Saved entries
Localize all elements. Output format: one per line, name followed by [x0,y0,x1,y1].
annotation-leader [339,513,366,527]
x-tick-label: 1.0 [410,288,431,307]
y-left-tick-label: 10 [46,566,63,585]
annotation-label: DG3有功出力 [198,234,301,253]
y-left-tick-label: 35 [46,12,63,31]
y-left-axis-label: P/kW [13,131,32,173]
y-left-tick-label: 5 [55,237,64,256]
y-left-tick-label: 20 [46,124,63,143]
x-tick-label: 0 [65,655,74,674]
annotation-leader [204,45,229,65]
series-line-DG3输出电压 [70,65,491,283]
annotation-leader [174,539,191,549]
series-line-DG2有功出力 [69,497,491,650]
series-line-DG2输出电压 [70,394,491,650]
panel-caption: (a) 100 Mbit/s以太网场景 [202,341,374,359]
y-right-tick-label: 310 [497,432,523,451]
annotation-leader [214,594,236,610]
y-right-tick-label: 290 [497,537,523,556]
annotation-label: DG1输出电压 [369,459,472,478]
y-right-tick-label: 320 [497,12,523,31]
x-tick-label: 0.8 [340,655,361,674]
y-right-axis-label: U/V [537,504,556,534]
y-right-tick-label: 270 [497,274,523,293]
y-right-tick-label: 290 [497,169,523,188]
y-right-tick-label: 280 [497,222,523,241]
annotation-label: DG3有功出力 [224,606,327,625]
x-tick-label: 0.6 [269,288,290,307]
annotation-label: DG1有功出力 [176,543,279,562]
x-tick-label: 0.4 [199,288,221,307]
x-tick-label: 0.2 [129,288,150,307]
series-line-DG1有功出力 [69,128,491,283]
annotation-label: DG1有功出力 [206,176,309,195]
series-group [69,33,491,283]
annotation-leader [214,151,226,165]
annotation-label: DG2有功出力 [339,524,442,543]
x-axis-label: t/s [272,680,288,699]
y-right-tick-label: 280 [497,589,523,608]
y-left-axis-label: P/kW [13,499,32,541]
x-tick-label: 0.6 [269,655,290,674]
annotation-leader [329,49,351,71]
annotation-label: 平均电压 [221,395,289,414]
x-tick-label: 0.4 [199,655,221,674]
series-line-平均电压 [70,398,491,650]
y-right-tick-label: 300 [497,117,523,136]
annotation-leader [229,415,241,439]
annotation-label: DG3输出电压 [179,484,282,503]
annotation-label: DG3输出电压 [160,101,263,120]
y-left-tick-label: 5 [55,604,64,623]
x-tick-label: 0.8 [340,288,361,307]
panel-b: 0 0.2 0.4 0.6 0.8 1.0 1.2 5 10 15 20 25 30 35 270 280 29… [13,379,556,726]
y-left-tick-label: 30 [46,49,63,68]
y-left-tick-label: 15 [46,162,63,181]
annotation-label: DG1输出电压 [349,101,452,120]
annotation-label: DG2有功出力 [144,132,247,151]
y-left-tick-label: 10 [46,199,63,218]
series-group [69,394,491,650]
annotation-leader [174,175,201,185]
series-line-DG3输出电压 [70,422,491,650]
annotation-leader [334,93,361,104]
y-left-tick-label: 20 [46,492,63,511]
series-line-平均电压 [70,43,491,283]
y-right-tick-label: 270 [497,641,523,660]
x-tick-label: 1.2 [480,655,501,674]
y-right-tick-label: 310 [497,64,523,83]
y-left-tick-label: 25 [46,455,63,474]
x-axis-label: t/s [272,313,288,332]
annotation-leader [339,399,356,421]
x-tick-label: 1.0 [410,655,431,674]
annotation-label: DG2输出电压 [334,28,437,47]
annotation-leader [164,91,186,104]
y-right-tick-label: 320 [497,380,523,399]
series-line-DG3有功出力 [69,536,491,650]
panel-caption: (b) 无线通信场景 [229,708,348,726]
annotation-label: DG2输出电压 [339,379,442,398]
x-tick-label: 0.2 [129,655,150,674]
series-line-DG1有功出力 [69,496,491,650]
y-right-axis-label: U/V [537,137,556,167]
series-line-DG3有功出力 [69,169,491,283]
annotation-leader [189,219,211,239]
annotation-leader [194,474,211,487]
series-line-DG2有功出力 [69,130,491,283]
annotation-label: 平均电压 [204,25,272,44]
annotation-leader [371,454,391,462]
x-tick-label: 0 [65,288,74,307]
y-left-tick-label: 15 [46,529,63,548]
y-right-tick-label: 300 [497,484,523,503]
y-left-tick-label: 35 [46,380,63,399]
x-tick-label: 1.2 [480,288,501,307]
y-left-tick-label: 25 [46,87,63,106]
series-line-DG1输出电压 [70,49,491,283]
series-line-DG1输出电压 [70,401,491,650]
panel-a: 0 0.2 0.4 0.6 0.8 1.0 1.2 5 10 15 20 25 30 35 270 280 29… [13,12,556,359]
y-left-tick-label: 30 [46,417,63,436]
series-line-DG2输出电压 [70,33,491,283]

Set problem:
Reproduce every line of the items above, character for character.

Reply to the task:
Localize all elements. Output format: one per line, name followed by [x0,y0,x1,y1].
annotation-leader [339,513,366,527]
x-tick-label: 1.0 [410,288,431,307]
y-left-tick-label: 10 [46,566,63,585]
annotation-label: DG3有功出力 [198,234,301,253]
y-left-tick-label: 35 [46,12,63,31]
y-left-axis-label: P/kW [13,131,32,173]
y-left-tick-label: 5 [55,237,64,256]
y-left-tick-label: 20 [46,124,63,143]
x-tick-label: 0 [65,655,74,674]
annotation-leader [204,45,229,65]
series-line-DG3输出电压 [70,65,491,283]
annotation-leader [174,539,191,549]
series-line-DG2有功出力 [69,497,491,650]
series-line-DG2输出电压 [70,394,491,650]
panel-caption: (a) 100 Mbit/s以太网场景 [202,341,374,359]
y-right-tick-label: 310 [497,432,523,451]
annotation-leader [214,594,236,610]
y-right-tick-label: 290 [497,537,523,556]
annotation-label: DG1输出电压 [369,459,472,478]
y-right-tick-label: 320 [497,12,523,31]
x-tick-label: 0.8 [340,655,361,674]
y-right-axis-label: U/V [537,504,556,534]
y-right-tick-label: 270 [497,274,523,293]
y-right-tick-label: 290 [497,169,523,188]
y-right-tick-label: 280 [497,222,523,241]
annotation-label: DG3有功出力 [224,606,327,625]
x-tick-label: 0.6 [269,288,290,307]
annotation-label: DG1有功出力 [176,543,279,562]
x-tick-label: 0.4 [199,288,221,307]
x-tick-label: 0.2 [129,288,150,307]
series-line-DG1有功出力 [69,128,491,283]
annotation-label: DG1有功出力 [206,176,309,195]
series-group [69,33,491,283]
annotation-leader [214,151,226,165]
annotation-label: DG2有功出力 [339,524,442,543]
x-axis-label: t/s [272,680,288,699]
y-right-tick-label: 280 [497,589,523,608]
y-left-axis-label: P/kW [13,499,32,541]
x-tick-label: 0.6 [269,655,290,674]
annotation-leader [329,49,351,71]
annotation-label: 平均电压 [221,395,289,414]
x-tick-label: 0.4 [199,655,221,674]
series-line-平均电压 [70,398,491,650]
y-right-tick-label: 300 [497,117,523,136]
annotation-leader [229,415,241,439]
annotation-label: DG3输出电压 [179,484,282,503]
annotation-label: DG3输出电压 [160,101,263,120]
y-left-tick-label: 5 [55,604,64,623]
x-tick-label: 0.8 [340,288,361,307]
panel-b: 0 0.2 0.4 0.6 0.8 1.0 1.2 5 10 15 20 25 30 35 270 280 29… [13,379,556,726]
y-left-tick-label: 30 [46,49,63,68]
y-left-tick-label: 15 [46,162,63,181]
annotation-label: DG1输出电压 [349,101,452,120]
annotation-label: DG2有功出力 [144,132,247,151]
y-left-tick-label: 10 [46,199,63,218]
series-group [69,394,491,650]
annotation-leader [174,175,201,185]
series-line-DG3输出电压 [70,422,491,650]
annotation-leader [334,93,361,104]
y-left-tick-label: 20 [46,492,63,511]
series-line-平均电压 [70,43,491,283]
y-right-tick-label: 270 [497,641,523,660]
x-tick-label: 1.2 [480,655,501,674]
y-right-tick-label: 310 [497,64,523,83]
y-left-tick-label: 25 [46,455,63,474]
x-axis-label: t/s [272,313,288,332]
annotation-leader [339,399,356,421]
x-tick-label: 1.0 [410,655,431,674]
annotation-label: DG2输出电压 [334,28,437,47]
annotation-leader [164,91,186,104]
y-right-tick-label: 320 [497,380,523,399]
series-line-DG3有功出力 [69,536,491,650]
panel-caption: (b) 无线通信场景 [229,708,348,726]
annotation-label: DG2输出电压 [339,379,442,398]
x-tick-label: 0.2 [129,655,150,674]
series-line-DG1有功出力 [69,496,491,650]
y-right-axis-label: U/V [537,137,556,167]
series-line-DG3有功出力 [69,169,491,283]
annotation-leader [189,219,211,239]
annotation-leader [194,474,211,487]
series-line-DG2有功出力 [69,130,491,283]
annotation-label: 平均电压 [204,25,272,44]
annotation-leader [371,454,391,462]
x-tick-label: 0 [65,288,74,307]
y-left-tick-label: 15 [46,529,63,548]
y-right-tick-label: 300 [497,484,523,503]
y-left-tick-label: 35 [46,380,63,399]
x-tick-label: 1.2 [480,288,501,307]
y-left-tick-label: 25 [46,87,63,106]
series-line-DG1输出电压 [70,49,491,283]
series-line-DG1输出电压 [70,401,491,650]
panel-a: 0 0.2 0.4 0.6 0.8 1.0 1.2 5 10 15 20 25 30 35 270 280 29… [13,12,556,359]
y-left-tick-label: 30 [46,417,63,436]
series-line-DG2输出电压 [70,33,491,283]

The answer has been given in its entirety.